### What you have to do
Give all of the lines again, with nothing added or dropped.

### Data supplied
========================================
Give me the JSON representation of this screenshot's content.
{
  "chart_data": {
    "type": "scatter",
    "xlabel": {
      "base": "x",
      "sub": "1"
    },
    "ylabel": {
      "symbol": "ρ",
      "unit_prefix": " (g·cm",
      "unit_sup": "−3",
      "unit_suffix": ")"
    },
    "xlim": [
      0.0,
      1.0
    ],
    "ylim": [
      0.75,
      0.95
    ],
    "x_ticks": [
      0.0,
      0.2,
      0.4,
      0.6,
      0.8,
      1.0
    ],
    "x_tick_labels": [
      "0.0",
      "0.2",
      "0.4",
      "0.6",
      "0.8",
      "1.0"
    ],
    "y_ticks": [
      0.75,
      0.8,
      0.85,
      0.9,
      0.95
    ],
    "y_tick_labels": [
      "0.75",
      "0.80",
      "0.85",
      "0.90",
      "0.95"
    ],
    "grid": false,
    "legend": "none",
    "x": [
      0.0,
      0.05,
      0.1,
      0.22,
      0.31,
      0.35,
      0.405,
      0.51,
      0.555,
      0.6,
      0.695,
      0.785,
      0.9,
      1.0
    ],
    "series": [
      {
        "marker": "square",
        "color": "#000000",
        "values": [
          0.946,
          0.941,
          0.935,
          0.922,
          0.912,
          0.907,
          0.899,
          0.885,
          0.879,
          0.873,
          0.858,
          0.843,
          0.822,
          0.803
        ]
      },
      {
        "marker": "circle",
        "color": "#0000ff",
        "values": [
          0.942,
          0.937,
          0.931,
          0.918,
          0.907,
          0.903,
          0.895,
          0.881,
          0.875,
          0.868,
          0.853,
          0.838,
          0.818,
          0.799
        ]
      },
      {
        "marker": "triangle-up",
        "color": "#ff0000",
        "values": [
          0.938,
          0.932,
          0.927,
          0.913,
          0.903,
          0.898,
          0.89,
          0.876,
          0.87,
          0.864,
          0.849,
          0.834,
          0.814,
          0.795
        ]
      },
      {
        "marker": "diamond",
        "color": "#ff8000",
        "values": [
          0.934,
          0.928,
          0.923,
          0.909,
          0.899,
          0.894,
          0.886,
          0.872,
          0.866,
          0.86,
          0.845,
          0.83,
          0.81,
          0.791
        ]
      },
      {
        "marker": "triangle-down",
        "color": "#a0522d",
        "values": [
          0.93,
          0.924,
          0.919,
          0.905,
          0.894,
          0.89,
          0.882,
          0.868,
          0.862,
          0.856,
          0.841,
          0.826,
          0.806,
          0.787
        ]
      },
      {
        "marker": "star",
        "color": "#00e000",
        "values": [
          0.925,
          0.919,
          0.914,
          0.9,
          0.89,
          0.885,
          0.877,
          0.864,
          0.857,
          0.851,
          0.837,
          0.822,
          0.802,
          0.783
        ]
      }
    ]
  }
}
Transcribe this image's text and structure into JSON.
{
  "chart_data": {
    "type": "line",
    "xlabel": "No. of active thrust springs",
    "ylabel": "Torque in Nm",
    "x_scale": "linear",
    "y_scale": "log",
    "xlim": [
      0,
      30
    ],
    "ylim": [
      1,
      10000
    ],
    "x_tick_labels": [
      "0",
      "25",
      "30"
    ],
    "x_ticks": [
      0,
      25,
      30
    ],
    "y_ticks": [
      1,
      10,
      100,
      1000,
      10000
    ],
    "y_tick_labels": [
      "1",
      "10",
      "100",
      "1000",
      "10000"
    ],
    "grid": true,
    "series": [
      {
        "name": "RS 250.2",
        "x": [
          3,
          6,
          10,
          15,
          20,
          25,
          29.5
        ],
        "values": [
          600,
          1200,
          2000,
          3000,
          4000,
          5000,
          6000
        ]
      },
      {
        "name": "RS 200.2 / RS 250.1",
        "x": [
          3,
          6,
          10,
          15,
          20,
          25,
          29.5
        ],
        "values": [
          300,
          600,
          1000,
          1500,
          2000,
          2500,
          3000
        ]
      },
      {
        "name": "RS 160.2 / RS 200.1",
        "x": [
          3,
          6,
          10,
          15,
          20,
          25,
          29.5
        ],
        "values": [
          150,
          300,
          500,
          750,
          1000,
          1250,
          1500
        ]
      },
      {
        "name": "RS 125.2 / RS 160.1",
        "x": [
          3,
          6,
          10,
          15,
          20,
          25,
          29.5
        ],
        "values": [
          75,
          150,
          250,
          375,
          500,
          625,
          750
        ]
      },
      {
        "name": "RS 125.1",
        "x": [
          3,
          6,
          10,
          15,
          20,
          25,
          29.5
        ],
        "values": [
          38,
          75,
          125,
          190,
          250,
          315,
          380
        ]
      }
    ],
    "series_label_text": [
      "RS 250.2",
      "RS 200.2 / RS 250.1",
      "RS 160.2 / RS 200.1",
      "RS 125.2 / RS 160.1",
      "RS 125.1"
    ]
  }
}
========================================
### Worked solution
Give me the JSON representation of this screenshot's content.
{
  "chart_data": {
    "type": "scatter",
    "xlabel": {
      "base": "x",
      "sub": "1"
    },
    "ylabel": {
      "symbol": "ρ",
      "unit_prefix": " (g·cm",
      "unit_sup": "−3",
      "unit_suffix": ")"
    },
    "xlim": [
      0.0,
      1.0
    ],
    "ylim": [
      0.75,
      0.95
    ],
    "x_ticks": [
      0.0,
      0.2,
      0.4,
      0.6,
      0.8,
      1.0
    ],
    "x_tick_labels": [
      "0.0",
      "0.2",
      "0.4",
      "0.6",
      "0.8",
      "1.0"
    ],
    "y_ticks": [
      0.75,
      0.8,
      0.85,
      0.9,
      0.95
    ],
    "y_tick_labels": [
      "0.75",
      "0.80",
      "0.85",
      "0.90",
      "0.95"
    ],
    "grid": false,
    "legend": "none",
    "x": [
      0.0,
      0.05,
      0.1,
      0.22,
      0.31,
      0.35,
      0.405,
      0.51,
      0.555,
      0.6,
      0.695,
      0.785,
      0.9,
      1.0
    ],
    "series": [
      {
        "marker": "square",
        "color": "#000000",
        "values": [
          0.946,
          0.941,
          0.935,
          0.922,
          0.912,
          0.907,
          0.899,
          0.885,
          0.879,
          0.873,
          0.858,
          0.843,
          0.822,
          0.803
        ]
      },
      {
        "marker": "circle",
        "color": "#0000ff",
        "values": [
          0.942,
          0.937,
          0.931,
          0.918,
          0.907,
          0.903,
          0.895,
          0.881,
          0.875,
          0.868,
          0.853,
          0.838,
          0.818,
          0.799
        ]
      },
      {
        "marker": "triangle-up",
        "color": "#ff0000",
        "values": [
          0.938,
          0.932,
          0.927,
          0.913,
          0.903,
          0.898,
          0.89,
          0.876,
          0.87,
          0.864,
          0.849,
          0.834,
          0.814,
          0.795
        ]
      },
      {
        "marker": "diamond",
        "color": "#ff8000",
        "values": [
          0.934,
          0.928,
          0.923,
          0.909,
          0.899,
          0.894,
          0.886,
          0.872,
          0.866,
          0.86,
          0.845,
          0.83,
          0.81,
          0.791
        ]
      },
      {
        "marker": "triangle-down",
        "color": "#a0522d",
        "values": [
          0.93,
          0.924,
          0.919,
          0.905,
          0.894,
          0.89,
          0.882,
          0.868,
          0.862,
          0.856,
          0.841,
          0.826,
          0.806,
          0.787
        ]
      },
      {
        "marker": "star",
        "color": "#00e000",
        "values": [
          0.925,
          0.919,
          0.914,
          0.9,
          0.89,
          0.885,
          0.877,
          0.864,
          0.857,
          0.851,
          0.837,
          0.822,
          0.802,
          0.783
        ]
      }
    ]
  }
}
Transcribe this image's text and structure into JSON.
{
  "chart_data": {
    "type": "line",
    "xlabel": "No. of active thrust springs",
    "ylabel": "Torque in Nm",
    "x_scale": "linear",
    "y_scale": "log",
    "xlim": [
      0,
      30
    ],
    "ylim": [
      1,
      10000
    ],
    "x_tick_labels": [
      "0",
      "25",
      "30"
    ],
    "x_ticks": [
      0,
      25,
      30
    ],
    "y_ticks": [
      1,
      10,
      100,
      1000,
      10000
    ],
    "y_tick_labels": [
      "1",
      "10",
      "100",
      "1000",
      "10000"
    ],
    "grid": true,
    "series": [
      {
        "name": "RS 250.2",
        "x": [
          3,
          6,
          10,
          15,
          20,
          25,
          29.5
        ],
        "values": [
          600,
          1200,
          2000,
          3000,
          4000,
          5000,
          6000
        ]
      },
      {
        "name": "RS 200.2 / RS 250.1",
        "x": [
          3,
          6,
          10,
          15,
          20,
          25,
          29.5
        ],
        "values": [
          300,
          600,
          1000,
          1500,
          2000,
          2500,
          3000
        ]
      },
      {
        "name": "RS 160.2 / RS 200.1",
        "x": [
          3,
          6,
          10,
          15,
          20,
          25,
          29.5
        ],
        "values": [
          150,
          300,
          500,
          750,
          1000,
          1250,
          1500
        ]
      },
      {
        "name": "RS 125.2 / RS 160.1",
        "x": [
          3,
          6,
          10,
          15,
          20,
          25,
          29.5
        ],
        "values": [
          75,
          150,
          250,
          375,
          500,
          625,
          750
        ]
      },
      {
        "name": "RS 125.1",
        "x": [
          3,
          6,
          10,
          15,
          20,
          25,
          29.5
        ],
        "values": [
          38,
          75,
          125,
          190,
          250,
          315,
          380
        ]
      }
    ],
    "series_label_text": [
      "RS 250.2",
      "RS 200.2 / RS 250.1",
      "RS 160.2 / RS 200.1",
      "RS 125.2 / RS 160.1",
      "RS 125.1"
    ]
  }
}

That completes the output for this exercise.